## Start Records for the exercise
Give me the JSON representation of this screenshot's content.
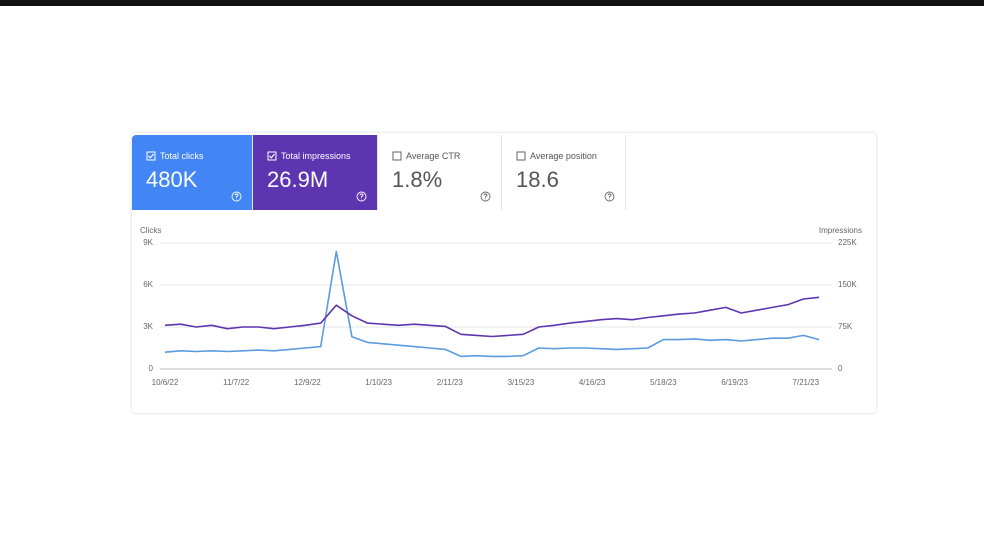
{
  "cards": [
    {
      "label": "Total clicks",
      "value": "480K",
      "color": "#4285f4",
      "checked": true
    },
    {
      "label": "Total impressions",
      "value": "26.9M",
      "color": "#5e35b1",
      "checked": true
    },
    {
      "label": "Average CTR",
      "value": "1.8%",
      "color": "#ffffff",
      "checked": false
    },
    {
      "label": "Average position",
      "value": "18.6",
      "color": "#ffffff",
      "checked": false
    }
  ],
  "chart_data": {
    "type": "line",
    "y_label": "Clicks",
    "y2_label": "Impressions",
    "x": [
      "10/6/22",
      "10/13/22",
      "10/20/22",
      "10/27/22",
      "11/3/22",
      "11/10/22",
      "11/17/22",
      "11/24/22",
      "12/1/22",
      "12/8/22",
      "12/15/22",
      "12/22/22",
      "12/29/22",
      "1/5/23",
      "1/12/23",
      "1/19/23",
      "1/26/23",
      "2/2/23",
      "2/9/23",
      "2/16/23",
      "2/23/23",
      "3/2/23",
      "3/9/23",
      "3/16/23",
      "3/23/23",
      "3/30/23",
      "4/6/23",
      "4/13/23",
      "4/20/23",
      "4/27/23",
      "5/4/23",
      "5/11/23",
      "5/18/23",
      "5/25/23",
      "6/1/23",
      "6/8/23",
      "6/15/23",
      "6/22/23",
      "6/29/23",
      "7/6/23",
      "7/13/23",
      "7/20/23",
      "7/27/23"
    ],
    "series": [
      {
        "name": "Clicks",
        "color": "#5b9be0",
        "values": [
          1200,
          1300,
          1250,
          1300,
          1250,
          1300,
          1350,
          1300,
          1400,
          1500,
          1600,
          8400,
          2300,
          1900,
          1800,
          1700,
          1600,
          1500,
          1400,
          900,
          950,
          900,
          900,
          950,
          1500,
          1450,
          1500,
          1500,
          1450,
          1400,
          1450,
          1500,
          2100,
          2100,
          2150,
          2050,
          2100,
          2000,
          2100,
          2200,
          2200,
          2400,
          2100
        ]
      },
      {
        "name": "Impressions",
        "color": "#5e35b1",
        "axis": "y2",
        "values": [
          78000,
          80000,
          75000,
          78000,
          72000,
          75000,
          75000,
          72000,
          75000,
          78000,
          82000,
          114000,
          95000,
          82000,
          80000,
          78000,
          80000,
          78000,
          76000,
          62000,
          60000,
          58000,
          60000,
          62000,
          75000,
          78000,
          82000,
          85000,
          88000,
          90000,
          88000,
          92000,
          95000,
          98000,
          100000,
          105000,
          110000,
          100000,
          105000,
          110000,
          115000,
          125000,
          128000
        ]
      }
    ],
    "xlim": [
      "10/6/22",
      "7/31/23"
    ],
    "xticks": [
      "10/6/22",
      "11/7/22",
      "12/9/22",
      "1/10/23",
      "2/11/23",
      "3/15/23",
      "4/16/23",
      "5/18/23",
      "6/19/23",
      "7/21/23"
    ],
    "ylim": [
      0,
      9000
    ],
    "yticks": [
      0,
      {
        "value": 3000,
        "label": "3K"
      },
      {
        "value": 6000,
        "label": "6K"
      },
      {
        "value": 9000,
        "label": "9K"
      }
    ],
    "y2lim": [
      0,
      225000
    ],
    "y2ticks": [
      0,
      {
        "value": 75000,
        "label": "75K"
      },
      {
        "value": 150000,
        "label": "150K"
      },
      {
        "value": 225000,
        "label": "225K"
      }
    ],
    "grid": true
  }
}
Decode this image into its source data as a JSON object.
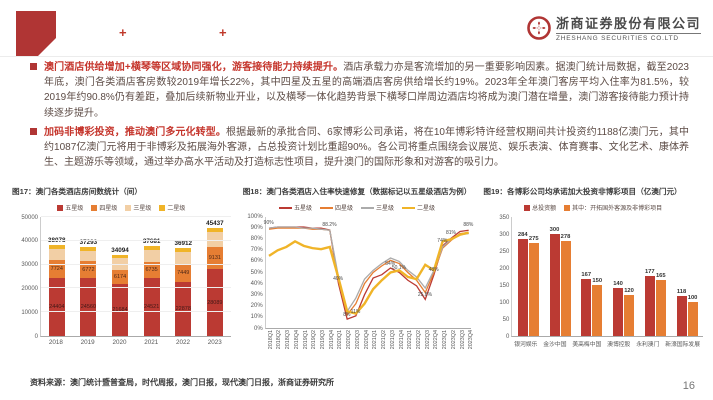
{
  "header": {
    "plus_left": "+",
    "plus_right": "+",
    "logo_cn": "浙商证券股份有限公司",
    "logo_en": "ZHESHANG SECURITIES CO.LTD",
    "brand_color": "#B03534"
  },
  "bullets": [
    {
      "lead": "澳门酒店供给增加+横琴等区域协同强化，游客接待能力持续提升。",
      "body": "酒店承载力亦是客流增加的另一重要影响因素。据澳门统计局数据，截至2023年底，澳门各类酒店客房数较2019年增长22%，其中四星及五星的高端酒店客房供给增长约19%。2023年全年澳门客房平均入住率为81.5%，较2019年约90.8%仍有差距，叠加后续新物业开业，以及横琴一体化趋势背景下横琴口岸周边酒店均将成为澳门潜在增量，澳门游客接待能力预计持续逐步提升。"
    },
    {
      "lead": "加码非博彩投资，推动澳门多元化转型。",
      "body": "根据最新的承批合同、6家博彩公司承诺，将在10年博彩特许经营权期间共计投资约1188亿澳门元，其中约1087亿澳门元将用于非博彩及拓展海外客源，占总投资计划比重超90%。各公司将重点围绕会议展览、娱乐表演、体育赛事、文化艺术、康体养生、主题游乐等领域，通过举办高水平活动及打造标志性项目，提升澳门的国际形象和对游客的吸引力。"
    }
  ],
  "chart_data": [
    {
      "id": "fig17",
      "type": "bar",
      "stacked": true,
      "title": "图17：澳门各类酒店房间数统计（间）",
      "categories": [
        "2018",
        "2019",
        "2020",
        "2021",
        "2022",
        "2023"
      ],
      "series": [
        {
          "name": "五星级",
          "color": "#BB3A33",
          "values": [
            24404,
            24560,
            21684,
            24521,
            22878,
            28089
          ],
          "show_labels": true
        },
        {
          "name": "四星级",
          "color": "#E67E33",
          "values": [
            7724,
            6772,
            6174,
            6735,
            7449,
            9131
          ],
          "show_labels": true
        },
        {
          "name": "三星级",
          "color": "#F2CFA5",
          "values": [
            4450,
            4461,
            4736,
            4925,
            5085,
            6517
          ],
          "show_labels": false
        },
        {
          "name": "二星级",
          "color": "#F0B428",
          "values": [
            1500,
            1500,
            1500,
            1500,
            1500,
            1700
          ],
          "show_labels": false
        }
      ],
      "totals": [
        38078,
        37293,
        34094,
        37681,
        36912,
        45437
      ],
      "ylim": [
        0,
        50000
      ],
      "ytick": 10000,
      "grid": true,
      "legend_position": "top"
    },
    {
      "id": "fig18",
      "type": "line",
      "title": "图18：澳门各类酒店入住率快速修复（数据标记以五星级酒店为例）",
      "x": [
        "2018Q1",
        "2018Q2",
        "2018Q3",
        "2018Q4",
        "2019Q1",
        "2019Q2",
        "2019Q3",
        "2019Q4",
        "2020Q1",
        "2020Q2",
        "2020Q3",
        "2020Q4",
        "2021Q1",
        "2021Q2",
        "2021Q3",
        "2021Q4",
        "2022Q1",
        "2022Q2",
        "2022Q3",
        "2022Q4",
        "2023Q1",
        "2023Q2",
        "2023Q3",
        "2023Q4"
      ],
      "series": [
        {
          "name": "五星级",
          "color": "#BB3A33",
          "width": 1.3,
          "values": [
            90,
            91,
            91,
            91,
            91,
            90,
            90,
            88.2,
            40,
            8,
            11,
            30,
            45,
            48,
            54,
            50.1,
            43,
            38,
            25.8,
            48,
            74,
            81,
            87,
            88
          ]
        },
        {
          "name": "四星级",
          "color": "#E67E33",
          "width": 1.3,
          "values": [
            89,
            90,
            90,
            90,
            90,
            89,
            89,
            88,
            43,
            12,
            22,
            40,
            50,
            56,
            61,
            58,
            50,
            43,
            32,
            50,
            72,
            79,
            85,
            86
          ]
        },
        {
          "name": "三星级",
          "color": "#ABABAB",
          "width": 1.3,
          "values": [
            90,
            91,
            91,
            91,
            90,
            90,
            89,
            88,
            46,
            15,
            27,
            44,
            52,
            58,
            63,
            60,
            52,
            46,
            36,
            52,
            73,
            80,
            84,
            85
          ]
        },
        {
          "name": "二星级",
          "color": "#F0B428",
          "width": 2.4,
          "values": [
            65,
            70,
            73,
            78,
            74,
            72,
            71,
            73,
            45,
            15,
            13,
            22,
            35,
            43,
            50,
            52,
            46,
            44,
            57,
            52,
            78,
            80,
            84,
            86
          ]
        }
      ],
      "point_labels": [
        {
          "i": 0,
          "v": "90%"
        },
        {
          "i": 7,
          "v": "88.2%"
        },
        {
          "i": 8,
          "v": "40%"
        },
        {
          "i": 9,
          "v": "8%"
        },
        {
          "i": 10,
          "v": "11%"
        },
        {
          "i": 14,
          "v": "54%"
        },
        {
          "i": 15,
          "v": "50.1%"
        },
        {
          "i": 18,
          "v": "25.8%"
        },
        {
          "i": 19,
          "v": "48%"
        },
        {
          "i": 20,
          "v": "74%"
        },
        {
          "i": 21,
          "v": "81%"
        },
        {
          "i": 23,
          "v": "88%"
        }
      ],
      "ylim": [
        0,
        100
      ],
      "ytick": 10,
      "yformat": "percent",
      "grid": false,
      "legend_position": "top"
    },
    {
      "id": "fig19",
      "type": "grouped-bar",
      "title": "图19：各博彩公司均承诺加大投资非博彩项目（亿澳门元）",
      "categories": [
        "银河娱乐",
        "金沙中国",
        "美高梅中国",
        "澳博控股",
        "永利澳门",
        "新濠国际发展"
      ],
      "series": [
        {
          "name": "总投资额",
          "color": "#BB3A33",
          "values": [
            284,
            300,
            167,
            140,
            177,
            118
          ]
        },
        {
          "name": "其中：开拓国外客源及非博彩项目",
          "color": "#E67E33",
          "values": [
            275,
            278,
            150,
            120,
            165,
            100
          ]
        }
      ],
      "ylim": [
        0,
        350
      ],
      "ytick": 50,
      "grid": false,
      "legend_position": "top"
    }
  ],
  "footer": {
    "source": "资料来源：澳门统计暨普查局，时代周报，澳门日报，现代澳门日报，浙商证券研究所",
    "page": "16"
  }
}
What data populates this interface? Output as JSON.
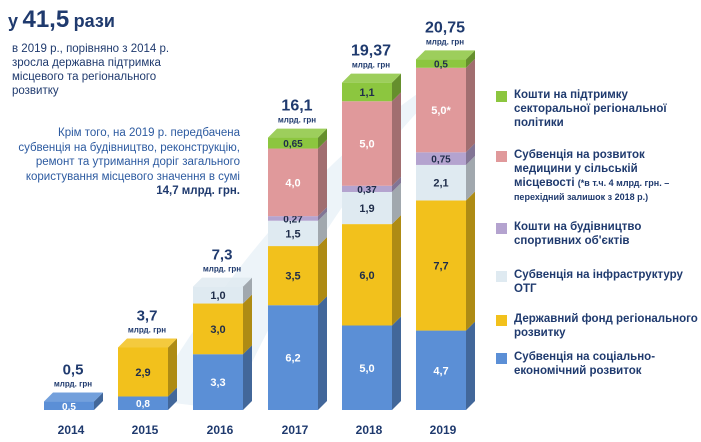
## End Records for the exercise
From the entries above, extract every line where the word "source" appears.

Decode this image into its source data as a JSON object.
    "source": "资料来源：澳门统计暨普查局，时代周报，澳门日报，现代澳门日报，浙商证券研究所",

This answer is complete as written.